**WHAT THE EXERCISE ASKS:** Scan the data below for the string "name". Copy every line where it appears.

— Begin —

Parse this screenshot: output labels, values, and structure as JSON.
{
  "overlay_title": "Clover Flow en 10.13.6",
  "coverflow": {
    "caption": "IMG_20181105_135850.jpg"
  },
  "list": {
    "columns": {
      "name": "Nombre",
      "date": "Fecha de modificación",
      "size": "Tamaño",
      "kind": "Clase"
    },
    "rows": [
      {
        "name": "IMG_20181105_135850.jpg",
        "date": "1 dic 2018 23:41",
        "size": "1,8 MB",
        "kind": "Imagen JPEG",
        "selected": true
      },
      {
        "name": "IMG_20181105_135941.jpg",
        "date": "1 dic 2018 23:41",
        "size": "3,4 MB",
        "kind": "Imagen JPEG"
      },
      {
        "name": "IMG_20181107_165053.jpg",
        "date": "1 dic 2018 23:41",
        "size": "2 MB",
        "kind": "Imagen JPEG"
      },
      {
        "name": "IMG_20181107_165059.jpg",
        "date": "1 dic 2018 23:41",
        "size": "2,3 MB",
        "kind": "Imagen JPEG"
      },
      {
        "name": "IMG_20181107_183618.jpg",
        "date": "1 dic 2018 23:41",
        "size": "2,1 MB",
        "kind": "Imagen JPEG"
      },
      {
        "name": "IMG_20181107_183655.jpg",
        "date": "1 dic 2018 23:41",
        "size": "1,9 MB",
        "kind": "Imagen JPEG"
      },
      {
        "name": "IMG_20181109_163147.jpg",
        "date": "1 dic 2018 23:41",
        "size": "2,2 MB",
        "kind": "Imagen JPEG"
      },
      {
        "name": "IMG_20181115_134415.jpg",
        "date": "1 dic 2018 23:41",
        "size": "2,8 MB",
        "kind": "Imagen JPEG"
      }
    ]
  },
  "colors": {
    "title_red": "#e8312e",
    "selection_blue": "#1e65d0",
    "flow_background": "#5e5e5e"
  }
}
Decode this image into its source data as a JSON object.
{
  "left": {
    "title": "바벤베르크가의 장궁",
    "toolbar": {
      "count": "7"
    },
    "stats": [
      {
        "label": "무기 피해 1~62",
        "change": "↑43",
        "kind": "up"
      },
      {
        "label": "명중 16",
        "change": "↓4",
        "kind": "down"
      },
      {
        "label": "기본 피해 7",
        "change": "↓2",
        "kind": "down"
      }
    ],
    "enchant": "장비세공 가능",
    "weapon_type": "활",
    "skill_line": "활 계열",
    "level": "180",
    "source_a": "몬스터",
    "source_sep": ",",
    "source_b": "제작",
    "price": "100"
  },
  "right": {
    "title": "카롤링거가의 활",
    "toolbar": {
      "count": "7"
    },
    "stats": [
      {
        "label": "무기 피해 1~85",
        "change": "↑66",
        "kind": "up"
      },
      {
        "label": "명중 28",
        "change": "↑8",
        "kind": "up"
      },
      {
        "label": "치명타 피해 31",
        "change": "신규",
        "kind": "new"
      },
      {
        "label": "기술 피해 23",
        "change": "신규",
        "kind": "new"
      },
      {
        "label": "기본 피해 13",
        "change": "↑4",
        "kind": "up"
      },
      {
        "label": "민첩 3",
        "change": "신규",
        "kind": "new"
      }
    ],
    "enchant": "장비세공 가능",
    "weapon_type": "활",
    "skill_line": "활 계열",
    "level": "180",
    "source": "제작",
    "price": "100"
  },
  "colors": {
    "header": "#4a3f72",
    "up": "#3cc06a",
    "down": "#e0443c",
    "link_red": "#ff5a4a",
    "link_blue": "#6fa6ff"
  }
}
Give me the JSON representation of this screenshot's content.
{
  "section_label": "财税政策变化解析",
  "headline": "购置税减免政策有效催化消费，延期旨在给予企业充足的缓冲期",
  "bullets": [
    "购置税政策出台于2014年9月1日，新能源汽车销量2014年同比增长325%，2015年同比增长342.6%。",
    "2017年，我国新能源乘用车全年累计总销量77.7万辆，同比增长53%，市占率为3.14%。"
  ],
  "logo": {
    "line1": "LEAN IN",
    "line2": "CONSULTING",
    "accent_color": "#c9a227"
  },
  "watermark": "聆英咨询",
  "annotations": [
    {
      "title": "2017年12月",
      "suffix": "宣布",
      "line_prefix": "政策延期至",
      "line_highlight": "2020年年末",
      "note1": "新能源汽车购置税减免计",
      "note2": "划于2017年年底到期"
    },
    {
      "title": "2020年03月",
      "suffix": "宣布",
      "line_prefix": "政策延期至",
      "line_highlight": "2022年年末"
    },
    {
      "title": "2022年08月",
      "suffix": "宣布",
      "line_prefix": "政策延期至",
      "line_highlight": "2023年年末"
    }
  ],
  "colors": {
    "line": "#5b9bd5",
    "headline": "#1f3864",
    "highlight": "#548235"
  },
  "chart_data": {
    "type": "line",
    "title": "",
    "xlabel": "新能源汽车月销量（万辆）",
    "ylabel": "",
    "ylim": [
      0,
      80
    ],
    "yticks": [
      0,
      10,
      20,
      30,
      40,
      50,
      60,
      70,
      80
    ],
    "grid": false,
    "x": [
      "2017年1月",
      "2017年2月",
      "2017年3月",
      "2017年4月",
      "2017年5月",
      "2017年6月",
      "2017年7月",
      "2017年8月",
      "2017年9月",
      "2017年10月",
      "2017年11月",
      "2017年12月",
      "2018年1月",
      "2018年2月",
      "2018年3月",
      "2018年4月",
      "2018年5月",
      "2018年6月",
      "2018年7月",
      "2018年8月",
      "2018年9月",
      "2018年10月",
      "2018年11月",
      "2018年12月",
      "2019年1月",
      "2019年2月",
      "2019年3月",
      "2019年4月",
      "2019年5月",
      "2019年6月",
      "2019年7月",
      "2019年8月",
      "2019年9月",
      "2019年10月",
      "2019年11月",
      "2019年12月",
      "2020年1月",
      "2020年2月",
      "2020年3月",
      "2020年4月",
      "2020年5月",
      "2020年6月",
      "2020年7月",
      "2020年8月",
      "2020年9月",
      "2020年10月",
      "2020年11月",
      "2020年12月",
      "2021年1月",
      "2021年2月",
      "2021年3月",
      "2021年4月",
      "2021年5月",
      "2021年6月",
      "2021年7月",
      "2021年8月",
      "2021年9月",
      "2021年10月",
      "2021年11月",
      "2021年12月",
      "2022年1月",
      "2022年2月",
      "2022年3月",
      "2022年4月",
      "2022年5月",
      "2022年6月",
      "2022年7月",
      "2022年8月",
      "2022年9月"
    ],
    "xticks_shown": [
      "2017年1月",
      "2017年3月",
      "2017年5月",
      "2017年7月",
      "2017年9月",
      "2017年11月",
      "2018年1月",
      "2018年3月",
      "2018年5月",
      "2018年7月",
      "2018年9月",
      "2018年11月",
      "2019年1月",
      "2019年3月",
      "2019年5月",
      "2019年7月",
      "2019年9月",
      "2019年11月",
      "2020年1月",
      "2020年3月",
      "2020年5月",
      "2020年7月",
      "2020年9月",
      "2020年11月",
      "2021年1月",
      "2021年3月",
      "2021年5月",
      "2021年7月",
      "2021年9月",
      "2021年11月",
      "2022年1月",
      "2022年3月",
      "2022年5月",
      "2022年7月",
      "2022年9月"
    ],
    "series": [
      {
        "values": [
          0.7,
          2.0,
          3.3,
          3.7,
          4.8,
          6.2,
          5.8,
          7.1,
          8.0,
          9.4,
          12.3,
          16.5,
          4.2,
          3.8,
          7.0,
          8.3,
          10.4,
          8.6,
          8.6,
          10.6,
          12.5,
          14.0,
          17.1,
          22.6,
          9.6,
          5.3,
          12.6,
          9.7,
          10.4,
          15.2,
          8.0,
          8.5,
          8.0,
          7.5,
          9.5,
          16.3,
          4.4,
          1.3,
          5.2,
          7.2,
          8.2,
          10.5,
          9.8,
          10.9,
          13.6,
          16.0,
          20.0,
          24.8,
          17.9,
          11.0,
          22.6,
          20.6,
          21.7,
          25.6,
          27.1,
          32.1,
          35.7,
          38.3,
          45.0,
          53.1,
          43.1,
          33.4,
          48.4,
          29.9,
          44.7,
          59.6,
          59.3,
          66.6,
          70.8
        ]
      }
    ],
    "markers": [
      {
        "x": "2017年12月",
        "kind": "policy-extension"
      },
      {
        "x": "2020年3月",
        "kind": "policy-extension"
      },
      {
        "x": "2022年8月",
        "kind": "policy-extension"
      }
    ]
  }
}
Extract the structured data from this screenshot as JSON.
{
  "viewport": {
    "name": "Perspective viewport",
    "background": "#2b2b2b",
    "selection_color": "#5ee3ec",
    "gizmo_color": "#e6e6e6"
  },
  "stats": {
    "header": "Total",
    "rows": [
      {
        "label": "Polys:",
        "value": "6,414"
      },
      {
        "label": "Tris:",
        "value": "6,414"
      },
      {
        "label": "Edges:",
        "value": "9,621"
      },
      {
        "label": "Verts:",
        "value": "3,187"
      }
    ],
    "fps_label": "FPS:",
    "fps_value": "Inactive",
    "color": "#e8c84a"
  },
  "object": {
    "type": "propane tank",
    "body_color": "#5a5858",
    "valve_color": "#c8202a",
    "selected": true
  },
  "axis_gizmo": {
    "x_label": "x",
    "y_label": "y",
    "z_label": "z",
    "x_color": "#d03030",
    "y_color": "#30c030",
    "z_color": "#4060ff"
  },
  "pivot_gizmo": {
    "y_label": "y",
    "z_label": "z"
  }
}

— End —

**THE RESULT:**
      "name": "Nombre",
        "name": "IMG_20181105_135850.jpg",
        "name": "IMG_20181105_135941.jpg",
        "name": "IMG_20181107_165053.jpg",
        "name": "IMG_20181107_165059.jpg",
        "name": "IMG_20181107_183618.jpg",
        "name": "IMG_20181107_183655.jpg",
        "name": "IMG_20181109_163147.jpg",
        "name": "IMG_20181115_134415.jpg",
    "name": "Perspective viewport",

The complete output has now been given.